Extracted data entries
========================================================================

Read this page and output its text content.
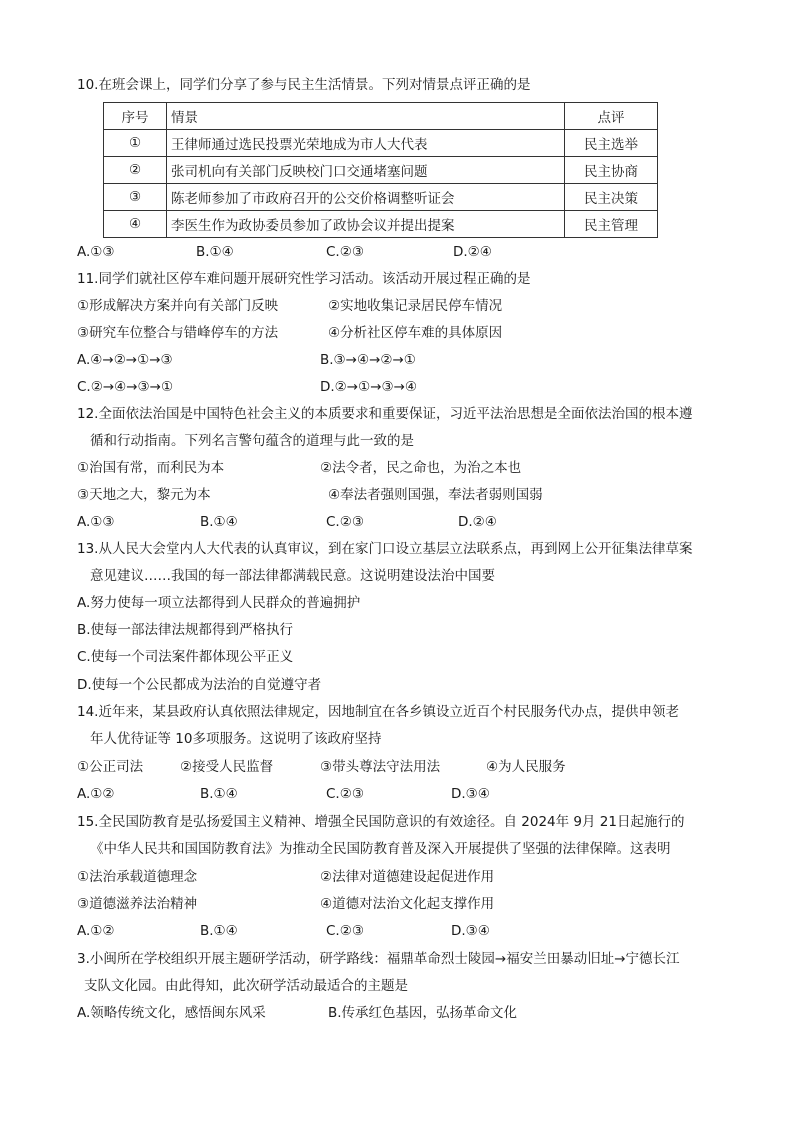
10.在班会课上，同学们分享了参与民主生活情景。下列对情景点评正确的是
序号	情景	点评
①	王律师通过选民投票光荣地成为市人大代表	民主选举
②	张司机向有关部门反映校门口交通堵塞问题	民主协商
③	陈老师参加了市政府召开的公交价格调整听证会	民主决策
④	李医生作为政协委员参加了政协会议并提出提案	民主管理
A.①③	B.①④	C.②③	D.②④
11.同学们就社区停车难问题开展研究性学习活动。该活动开展过程正确的是
①形成解决方案并向有关部门反映	②实地收集记录居民停车情况
③研究车位整合与错峰停车的方法	④分析社区停车难的具体原因
A.④→②→①→③	B.③→④→②→①
C.②→④→③→①	D.②→①→③→④
12.全面依法治国是中国特色社会主义的本质要求和重要保证，习近平法治思想是全面依法治国的根本遵
循和行动指南。下列名言警句蕴含的道理与此一致的是
①治国有常，而利民为本	②法令者，民之命也，为治之本也
③天地之大，黎元为本	④奉法者强则国强，奉法者弱则国弱
A.①③	B.①④	C.②③	D.②④
13.从人民大会堂内人大代表的认真审议，到在家门口设立基层立法联系点，再到网上公开征集法律草案
意见建议……我国的每一部法律都满载民意。这说明建设法治中国要
A.努力使每一项立法都得到人民群众的普遍拥护
B.使每一部法律法规都得到严格执行
C.使每一个司法案件都体现公平正义
D.使每一个公民都成为法治的自觉遵守者
14.近年来，某县政府认真依照法律规定，因地制宜在各乡镇设立近百个村民服务代办点，提供申领老
年人优待证等 10多项服务。这说明了该政府坚持
①公正司法	②接受人民监督	③带头尊法守法用法	④为人民服务
A.①②	B.①④	C.②③	D.③④
15.全民国防教育是弘扬爱国主义精神、增强全民国防意识的有效途径。自 2024年 9月 21日起施行的
《中华人民共和国国防教育法》为推动全民国防教育普及深入开展提供了坚强的法律保障。这表明
①法治承载道德理念	②法律对道德建设起促进作用
③道德滋养法治精神	④道德对法治文化起支撑作用
A.①②	B.①④	C.②③	D.③④
3.小闽所在学校组织开展主题研学活动，研学路线：福鼎革命烈士陵园→福安兰田暴动旧址→宁德长江
支队文化园。由此得知，此次研学活动最适合的主题是
A.领略传统文化，感悟闽东风采	B.传承红色基因，弘扬革命文化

========================================================================

Objective ▸
All of the entries above should be copied exactly, except for the pictures.

Task result ▸
Read this page and output its text content.
10.在班会课上，同学们分享了参与民主生活情景。下列对情景点评正确的是
序号	情景	点评
①	王律师通过选民投票光荣地成为市人大代表	民主选举
②	张司机向有关部门反映校门口交通堵塞问题	民主协商
③	陈老师参加了市政府召开的公交价格调整听证会	民主决策
④	李医生作为政协委员参加了政协会议并提出提案	民主管理
A.①③	B.①④	C.②③	D.②④
11.同学们就社区停车难问题开展研究性学习活动。该活动开展过程正确的是
①形成解决方案并向有关部门反映	②实地收集记录居民停车情况
③研究车位整合与错峰停车的方法	④分析社区停车难的具体原因
A.④→②→①→③	B.③→④→②→①
C.②→④→③→①	D.②→①→③→④
12.全面依法治国是中国特色社会主义的本质要求和重要保证，习近平法治思想是全面依法治国的根本遵
循和行动指南。下列名言警句蕴含的道理与此一致的是
①治国有常，而利民为本	②法令者，民之命也，为治之本也
③天地之大，黎元为本	④奉法者强则国强，奉法者弱则国弱
A.①③	B.①④	C.②③	D.②④
13.从人民大会堂内人大代表的认真审议，到在家门口设立基层立法联系点，再到网上公开征集法律草案
意见建议……我国的每一部法律都满载民意。这说明建设法治中国要
A.努力使每一项立法都得到人民群众的普遍拥护
B.使每一部法律法规都得到严格执行
C.使每一个司法案件都体现公平正义
D.使每一个公民都成为法治的自觉遵守者
14.近年来，某县政府认真依照法律规定，因地制宜在各乡镇设立近百个村民服务代办点，提供申领老
年人优待证等 10多项服务。这说明了该政府坚持
①公正司法	②接受人民监督	③带头尊法守法用法	④为人民服务
A.①②	B.①④	C.②③	D.③④
15.全民国防教育是弘扬爱国主义精神、增强全民国防意识的有效途径。自 2024年 9月 21日起施行的
《中华人民共和国国防教育法》为推动全民国防教育普及深入开展提供了坚强的法律保障。这表明
①法治承载道德理念	②法律对道德建设起促进作用
③道德滋养法治精神	④道德对法治文化起支撑作用
A.①②	B.①④	C.②③	D.③④
3.小闽所在学校组织开展主题研学活动，研学路线：福鼎革命烈士陵园→福安兰田暴动旧址→宁德长江
支队文化园。由此得知，此次研学活动最适合的主题是
A.领略传统文化，感悟闽东风采	B.传承红色基因，弘扬革命文化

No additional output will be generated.